INSTRUCTIONS TO FOLLOW >> Find the string "services" in the data, then copy every line where it is found.

-- -- --

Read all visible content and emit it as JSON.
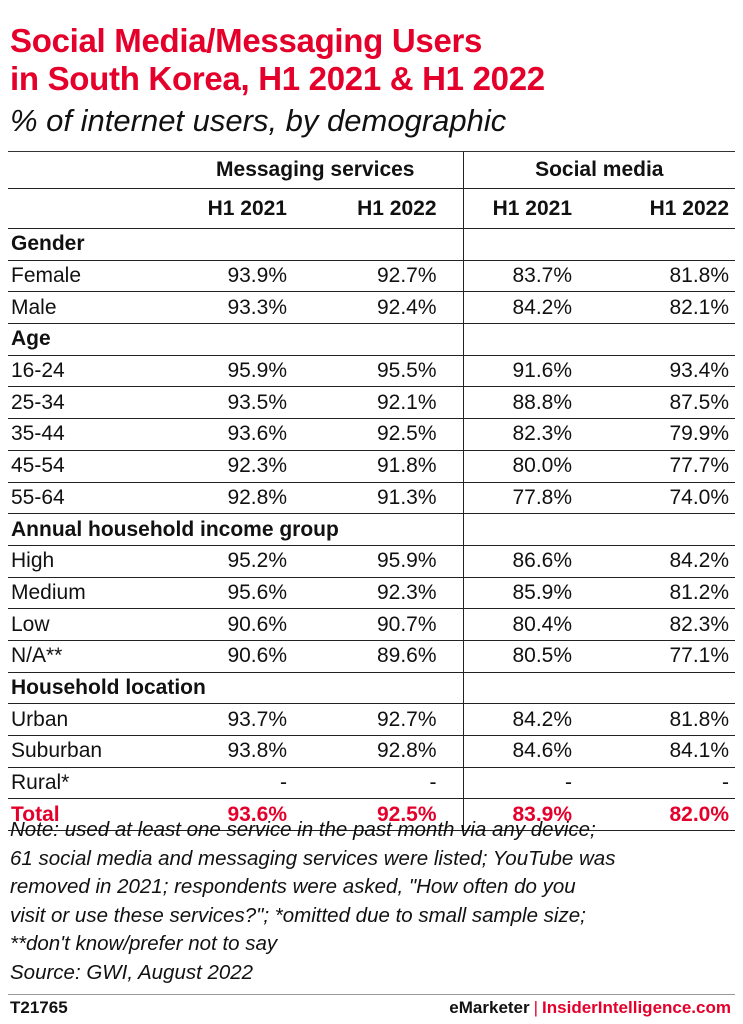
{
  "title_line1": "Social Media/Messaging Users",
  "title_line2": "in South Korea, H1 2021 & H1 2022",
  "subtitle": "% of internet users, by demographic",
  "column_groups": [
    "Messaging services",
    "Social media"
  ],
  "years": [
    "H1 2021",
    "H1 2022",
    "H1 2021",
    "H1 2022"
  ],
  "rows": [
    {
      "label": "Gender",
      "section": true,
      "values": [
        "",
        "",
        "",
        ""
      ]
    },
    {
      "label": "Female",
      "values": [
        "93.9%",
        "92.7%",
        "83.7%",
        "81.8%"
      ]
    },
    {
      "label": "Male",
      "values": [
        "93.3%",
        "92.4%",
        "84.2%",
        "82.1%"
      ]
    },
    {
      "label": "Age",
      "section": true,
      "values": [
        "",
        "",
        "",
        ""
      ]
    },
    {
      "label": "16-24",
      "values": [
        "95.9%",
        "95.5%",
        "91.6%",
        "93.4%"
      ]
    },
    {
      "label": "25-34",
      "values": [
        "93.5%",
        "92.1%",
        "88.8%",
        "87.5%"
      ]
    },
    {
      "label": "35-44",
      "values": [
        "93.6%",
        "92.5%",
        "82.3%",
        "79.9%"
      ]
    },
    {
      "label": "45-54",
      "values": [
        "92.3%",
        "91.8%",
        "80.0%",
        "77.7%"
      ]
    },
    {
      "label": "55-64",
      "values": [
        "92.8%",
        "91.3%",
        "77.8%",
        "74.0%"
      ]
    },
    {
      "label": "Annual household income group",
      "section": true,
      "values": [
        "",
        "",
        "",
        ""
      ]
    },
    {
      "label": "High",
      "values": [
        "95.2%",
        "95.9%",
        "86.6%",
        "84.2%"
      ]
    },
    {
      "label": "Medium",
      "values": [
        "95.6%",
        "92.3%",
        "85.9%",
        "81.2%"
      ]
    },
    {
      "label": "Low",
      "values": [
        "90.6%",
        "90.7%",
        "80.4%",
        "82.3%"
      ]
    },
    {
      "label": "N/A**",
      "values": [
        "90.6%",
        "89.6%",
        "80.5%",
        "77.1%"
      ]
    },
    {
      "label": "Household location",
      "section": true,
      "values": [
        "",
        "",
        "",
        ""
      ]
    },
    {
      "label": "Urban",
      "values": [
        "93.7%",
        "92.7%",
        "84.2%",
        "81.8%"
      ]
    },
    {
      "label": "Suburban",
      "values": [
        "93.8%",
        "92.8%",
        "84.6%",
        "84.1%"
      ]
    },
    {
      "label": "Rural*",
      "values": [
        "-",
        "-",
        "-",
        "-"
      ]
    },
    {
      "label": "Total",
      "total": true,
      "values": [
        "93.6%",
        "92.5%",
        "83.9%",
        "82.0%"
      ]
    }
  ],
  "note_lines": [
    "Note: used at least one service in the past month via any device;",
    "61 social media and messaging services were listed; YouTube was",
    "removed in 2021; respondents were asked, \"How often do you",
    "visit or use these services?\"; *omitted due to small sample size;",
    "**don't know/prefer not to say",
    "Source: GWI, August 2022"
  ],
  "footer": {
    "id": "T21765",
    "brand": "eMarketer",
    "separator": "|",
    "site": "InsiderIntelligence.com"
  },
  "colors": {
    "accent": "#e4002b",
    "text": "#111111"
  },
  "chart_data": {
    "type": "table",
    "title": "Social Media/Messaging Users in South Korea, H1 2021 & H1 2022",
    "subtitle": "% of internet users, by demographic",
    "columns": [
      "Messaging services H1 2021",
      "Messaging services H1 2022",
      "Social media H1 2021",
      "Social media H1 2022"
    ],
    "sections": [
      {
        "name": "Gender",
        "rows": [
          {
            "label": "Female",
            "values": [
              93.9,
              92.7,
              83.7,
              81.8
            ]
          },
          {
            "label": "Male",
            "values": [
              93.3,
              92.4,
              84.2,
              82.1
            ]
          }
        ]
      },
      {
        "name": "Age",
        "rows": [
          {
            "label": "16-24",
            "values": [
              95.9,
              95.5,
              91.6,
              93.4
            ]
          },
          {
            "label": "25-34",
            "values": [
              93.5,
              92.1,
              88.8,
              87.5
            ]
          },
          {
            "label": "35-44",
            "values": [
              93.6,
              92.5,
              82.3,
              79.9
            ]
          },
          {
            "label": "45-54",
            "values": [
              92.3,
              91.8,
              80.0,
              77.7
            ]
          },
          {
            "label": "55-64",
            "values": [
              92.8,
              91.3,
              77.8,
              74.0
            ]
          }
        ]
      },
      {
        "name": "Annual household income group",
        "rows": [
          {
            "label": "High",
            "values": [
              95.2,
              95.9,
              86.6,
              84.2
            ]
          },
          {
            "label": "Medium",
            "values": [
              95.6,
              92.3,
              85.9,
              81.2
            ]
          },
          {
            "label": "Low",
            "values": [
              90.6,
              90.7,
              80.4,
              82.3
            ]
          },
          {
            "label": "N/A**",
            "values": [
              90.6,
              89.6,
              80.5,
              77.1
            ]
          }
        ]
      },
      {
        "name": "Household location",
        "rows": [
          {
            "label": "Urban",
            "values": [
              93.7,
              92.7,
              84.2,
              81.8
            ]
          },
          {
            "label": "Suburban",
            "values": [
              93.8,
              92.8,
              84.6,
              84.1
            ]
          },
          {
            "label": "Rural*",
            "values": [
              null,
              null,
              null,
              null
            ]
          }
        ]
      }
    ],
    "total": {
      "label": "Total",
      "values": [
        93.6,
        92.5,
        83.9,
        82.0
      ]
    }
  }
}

-- -- --

RESULT FOR THIS EXERCISE >>
    "Messaging services",
    "61 social media and messaging services were listed; YouTube was",
    "visit or use these services?\"; *omitted due to small sample size;",
      "Messaging services H1 2021",
      "Messaging services H1 2022",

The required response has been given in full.